Stored items from a collection

-----

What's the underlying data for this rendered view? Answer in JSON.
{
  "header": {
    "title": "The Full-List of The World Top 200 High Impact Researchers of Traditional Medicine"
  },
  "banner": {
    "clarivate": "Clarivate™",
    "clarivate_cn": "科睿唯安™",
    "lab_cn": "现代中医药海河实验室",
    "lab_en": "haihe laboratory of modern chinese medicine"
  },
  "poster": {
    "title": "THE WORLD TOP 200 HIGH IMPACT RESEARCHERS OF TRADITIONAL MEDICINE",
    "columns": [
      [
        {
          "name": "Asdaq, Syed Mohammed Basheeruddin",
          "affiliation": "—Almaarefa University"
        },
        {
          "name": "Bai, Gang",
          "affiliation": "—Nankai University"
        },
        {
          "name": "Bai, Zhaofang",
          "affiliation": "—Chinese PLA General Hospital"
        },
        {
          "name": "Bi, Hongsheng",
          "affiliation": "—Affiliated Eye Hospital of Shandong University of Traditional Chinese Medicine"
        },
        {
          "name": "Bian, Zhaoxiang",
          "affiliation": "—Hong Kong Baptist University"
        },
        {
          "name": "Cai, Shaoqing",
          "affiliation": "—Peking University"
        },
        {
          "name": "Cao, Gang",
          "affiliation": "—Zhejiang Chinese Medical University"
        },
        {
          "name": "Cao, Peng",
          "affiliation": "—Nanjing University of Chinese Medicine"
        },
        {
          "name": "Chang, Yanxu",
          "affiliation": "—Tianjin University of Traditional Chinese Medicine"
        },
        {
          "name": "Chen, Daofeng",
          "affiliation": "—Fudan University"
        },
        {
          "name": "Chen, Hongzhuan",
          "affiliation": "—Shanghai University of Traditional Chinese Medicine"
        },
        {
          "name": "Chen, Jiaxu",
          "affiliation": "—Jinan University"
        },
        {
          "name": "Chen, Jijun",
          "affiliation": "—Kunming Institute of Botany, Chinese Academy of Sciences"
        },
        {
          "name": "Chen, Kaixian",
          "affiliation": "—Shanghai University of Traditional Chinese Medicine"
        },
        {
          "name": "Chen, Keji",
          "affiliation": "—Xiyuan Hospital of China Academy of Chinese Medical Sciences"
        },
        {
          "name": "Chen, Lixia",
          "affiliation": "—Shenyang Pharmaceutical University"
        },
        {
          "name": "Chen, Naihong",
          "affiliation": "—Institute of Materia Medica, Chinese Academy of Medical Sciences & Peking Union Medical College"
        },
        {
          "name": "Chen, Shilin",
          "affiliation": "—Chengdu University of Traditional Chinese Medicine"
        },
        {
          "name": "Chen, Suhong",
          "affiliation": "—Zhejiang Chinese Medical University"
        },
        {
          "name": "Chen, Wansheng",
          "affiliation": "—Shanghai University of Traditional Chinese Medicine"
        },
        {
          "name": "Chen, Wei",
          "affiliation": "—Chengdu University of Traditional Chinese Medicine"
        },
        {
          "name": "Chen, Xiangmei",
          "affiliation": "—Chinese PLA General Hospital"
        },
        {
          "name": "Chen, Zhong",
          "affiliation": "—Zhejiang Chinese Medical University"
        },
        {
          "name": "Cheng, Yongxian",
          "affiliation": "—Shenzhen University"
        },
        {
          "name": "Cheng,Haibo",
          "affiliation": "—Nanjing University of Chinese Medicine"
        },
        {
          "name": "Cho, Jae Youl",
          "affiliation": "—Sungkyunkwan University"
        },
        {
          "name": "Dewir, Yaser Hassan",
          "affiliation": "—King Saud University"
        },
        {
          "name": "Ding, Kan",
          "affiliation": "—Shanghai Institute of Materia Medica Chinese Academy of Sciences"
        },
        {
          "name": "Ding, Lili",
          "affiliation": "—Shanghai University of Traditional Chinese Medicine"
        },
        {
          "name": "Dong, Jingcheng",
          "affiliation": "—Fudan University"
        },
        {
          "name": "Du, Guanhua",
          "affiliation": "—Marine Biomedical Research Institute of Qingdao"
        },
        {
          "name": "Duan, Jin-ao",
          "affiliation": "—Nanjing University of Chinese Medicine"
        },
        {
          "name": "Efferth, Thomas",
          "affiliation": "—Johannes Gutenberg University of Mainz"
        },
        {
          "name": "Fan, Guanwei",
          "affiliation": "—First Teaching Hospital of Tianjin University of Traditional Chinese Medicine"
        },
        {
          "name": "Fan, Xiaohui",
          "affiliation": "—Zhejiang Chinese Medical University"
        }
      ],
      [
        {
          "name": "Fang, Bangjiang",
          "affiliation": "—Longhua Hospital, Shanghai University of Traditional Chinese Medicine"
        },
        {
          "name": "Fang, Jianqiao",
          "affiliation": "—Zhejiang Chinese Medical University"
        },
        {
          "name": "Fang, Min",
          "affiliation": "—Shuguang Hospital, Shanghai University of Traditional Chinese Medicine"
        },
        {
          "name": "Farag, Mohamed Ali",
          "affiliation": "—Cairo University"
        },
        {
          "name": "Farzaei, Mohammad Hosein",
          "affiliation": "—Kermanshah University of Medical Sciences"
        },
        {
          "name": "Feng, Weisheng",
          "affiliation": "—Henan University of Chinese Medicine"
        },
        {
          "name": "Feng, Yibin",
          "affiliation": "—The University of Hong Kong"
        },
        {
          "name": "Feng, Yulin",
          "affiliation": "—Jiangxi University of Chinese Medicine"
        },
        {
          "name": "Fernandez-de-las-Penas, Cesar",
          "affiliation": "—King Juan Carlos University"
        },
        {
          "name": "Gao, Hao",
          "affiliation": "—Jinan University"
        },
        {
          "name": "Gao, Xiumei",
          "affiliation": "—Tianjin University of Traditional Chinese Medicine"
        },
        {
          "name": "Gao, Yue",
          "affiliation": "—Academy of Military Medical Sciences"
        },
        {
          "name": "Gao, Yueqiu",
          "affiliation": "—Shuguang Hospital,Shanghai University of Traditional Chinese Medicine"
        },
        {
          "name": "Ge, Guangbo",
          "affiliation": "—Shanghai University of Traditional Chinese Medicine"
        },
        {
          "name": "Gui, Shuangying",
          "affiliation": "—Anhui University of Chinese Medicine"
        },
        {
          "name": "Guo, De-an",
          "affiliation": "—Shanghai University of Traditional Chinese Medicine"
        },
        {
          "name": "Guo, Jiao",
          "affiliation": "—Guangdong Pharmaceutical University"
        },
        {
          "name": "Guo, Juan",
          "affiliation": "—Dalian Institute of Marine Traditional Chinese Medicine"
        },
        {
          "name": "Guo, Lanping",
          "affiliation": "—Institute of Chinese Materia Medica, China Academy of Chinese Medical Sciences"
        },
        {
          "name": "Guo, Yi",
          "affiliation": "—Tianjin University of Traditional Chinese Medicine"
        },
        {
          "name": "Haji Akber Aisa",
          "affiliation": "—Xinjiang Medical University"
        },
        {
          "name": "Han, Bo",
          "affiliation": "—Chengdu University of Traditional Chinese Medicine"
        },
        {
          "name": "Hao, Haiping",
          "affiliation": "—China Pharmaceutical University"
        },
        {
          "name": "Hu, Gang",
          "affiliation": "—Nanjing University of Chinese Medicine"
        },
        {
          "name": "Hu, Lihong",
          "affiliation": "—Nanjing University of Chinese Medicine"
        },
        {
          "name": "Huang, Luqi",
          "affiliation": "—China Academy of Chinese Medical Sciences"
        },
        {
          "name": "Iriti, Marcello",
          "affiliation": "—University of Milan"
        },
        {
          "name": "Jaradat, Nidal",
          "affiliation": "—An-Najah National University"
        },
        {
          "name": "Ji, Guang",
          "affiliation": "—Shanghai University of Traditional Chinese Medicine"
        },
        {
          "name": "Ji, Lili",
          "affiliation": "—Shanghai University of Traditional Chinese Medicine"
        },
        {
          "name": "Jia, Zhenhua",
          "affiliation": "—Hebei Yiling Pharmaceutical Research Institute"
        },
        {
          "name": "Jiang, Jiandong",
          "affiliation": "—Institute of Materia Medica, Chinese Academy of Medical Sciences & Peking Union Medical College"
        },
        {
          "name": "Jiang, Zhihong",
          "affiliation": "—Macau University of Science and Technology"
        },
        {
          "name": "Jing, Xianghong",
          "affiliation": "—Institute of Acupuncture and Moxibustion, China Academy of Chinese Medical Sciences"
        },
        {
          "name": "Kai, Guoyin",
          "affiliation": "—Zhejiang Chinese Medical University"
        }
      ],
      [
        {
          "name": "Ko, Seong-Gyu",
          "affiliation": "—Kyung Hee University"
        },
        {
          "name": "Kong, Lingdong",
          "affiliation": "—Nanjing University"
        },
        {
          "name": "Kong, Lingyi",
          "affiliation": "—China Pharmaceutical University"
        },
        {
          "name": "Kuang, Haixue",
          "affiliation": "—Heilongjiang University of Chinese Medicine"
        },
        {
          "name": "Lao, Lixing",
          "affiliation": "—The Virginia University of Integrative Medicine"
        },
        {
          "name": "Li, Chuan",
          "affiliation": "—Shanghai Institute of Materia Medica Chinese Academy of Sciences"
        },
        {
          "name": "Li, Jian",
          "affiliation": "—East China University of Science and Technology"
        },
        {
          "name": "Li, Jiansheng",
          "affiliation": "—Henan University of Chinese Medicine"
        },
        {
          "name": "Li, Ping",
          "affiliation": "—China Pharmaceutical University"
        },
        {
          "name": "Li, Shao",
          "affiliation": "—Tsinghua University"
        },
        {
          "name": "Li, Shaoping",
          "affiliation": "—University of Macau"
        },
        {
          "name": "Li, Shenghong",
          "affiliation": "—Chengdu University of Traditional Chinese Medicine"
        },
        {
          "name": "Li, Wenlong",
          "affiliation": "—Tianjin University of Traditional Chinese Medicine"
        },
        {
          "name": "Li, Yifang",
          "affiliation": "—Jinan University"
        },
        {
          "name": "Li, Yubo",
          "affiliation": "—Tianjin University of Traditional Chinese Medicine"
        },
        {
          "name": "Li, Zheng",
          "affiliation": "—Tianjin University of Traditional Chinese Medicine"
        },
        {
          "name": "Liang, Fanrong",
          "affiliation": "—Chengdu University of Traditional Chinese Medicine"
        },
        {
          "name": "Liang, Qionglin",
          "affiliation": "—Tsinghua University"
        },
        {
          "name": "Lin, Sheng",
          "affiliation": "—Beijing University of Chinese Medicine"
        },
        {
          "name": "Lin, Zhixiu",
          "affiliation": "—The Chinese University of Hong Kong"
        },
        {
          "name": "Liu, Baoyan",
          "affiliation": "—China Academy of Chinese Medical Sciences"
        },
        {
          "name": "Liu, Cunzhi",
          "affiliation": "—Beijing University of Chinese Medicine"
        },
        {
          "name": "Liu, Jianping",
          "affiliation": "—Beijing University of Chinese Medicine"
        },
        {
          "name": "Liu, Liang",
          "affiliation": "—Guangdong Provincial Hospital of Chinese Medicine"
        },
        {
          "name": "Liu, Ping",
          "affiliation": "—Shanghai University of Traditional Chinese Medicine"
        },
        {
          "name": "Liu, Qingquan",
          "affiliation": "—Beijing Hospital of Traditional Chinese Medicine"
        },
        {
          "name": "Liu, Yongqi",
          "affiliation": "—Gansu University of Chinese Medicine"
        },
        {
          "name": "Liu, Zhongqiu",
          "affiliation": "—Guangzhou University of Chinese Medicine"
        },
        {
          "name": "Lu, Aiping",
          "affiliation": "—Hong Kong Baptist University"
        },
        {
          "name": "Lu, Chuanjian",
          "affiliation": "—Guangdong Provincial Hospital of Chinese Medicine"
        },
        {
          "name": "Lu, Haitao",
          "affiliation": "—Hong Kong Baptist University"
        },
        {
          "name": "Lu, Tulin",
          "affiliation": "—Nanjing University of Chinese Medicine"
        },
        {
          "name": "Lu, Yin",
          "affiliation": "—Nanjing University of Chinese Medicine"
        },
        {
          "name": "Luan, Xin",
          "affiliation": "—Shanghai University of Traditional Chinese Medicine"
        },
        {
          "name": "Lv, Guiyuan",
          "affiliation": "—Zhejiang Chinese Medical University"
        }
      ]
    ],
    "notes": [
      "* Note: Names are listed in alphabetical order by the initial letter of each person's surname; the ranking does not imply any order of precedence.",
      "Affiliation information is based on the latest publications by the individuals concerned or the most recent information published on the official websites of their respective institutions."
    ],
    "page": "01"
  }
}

-----

Copy all lines above containing the string "Institute".

*FULL ANSWER*:
          "affiliation": "—Kunming Institute of Botany, Chinese Academy of Sciences"
          "affiliation": "—Institute of Materia Medica, Chinese Academy of Medical Sciences & Peking Union Medical College"
          "affiliation": "—Shanghai Institute of Materia Medica Chinese Academy of Sciences"
          "affiliation": "—Marine Biomedical Research Institute of Qingdao"
          "affiliation": "—Dalian Institute of Marine Traditional Chinese Medicine"
          "affiliation": "—Institute of Chinese Materia Medica, China Academy of Chinese Medical Sciences"
          "affiliation": "—Hebei Yiling Pharmaceutical Research Institute"
          "affiliation": "—Institute of Materia Medica, Chinese Academy of Medical Sciences & Peking Union Medical College"
          "affiliation": "—Institute of Acupuncture and Moxibustion, China Academy of Chinese Medical Sciences"
          "affiliation": "—Shanghai Institute of Materia Medica Chinese Academy of Sciences"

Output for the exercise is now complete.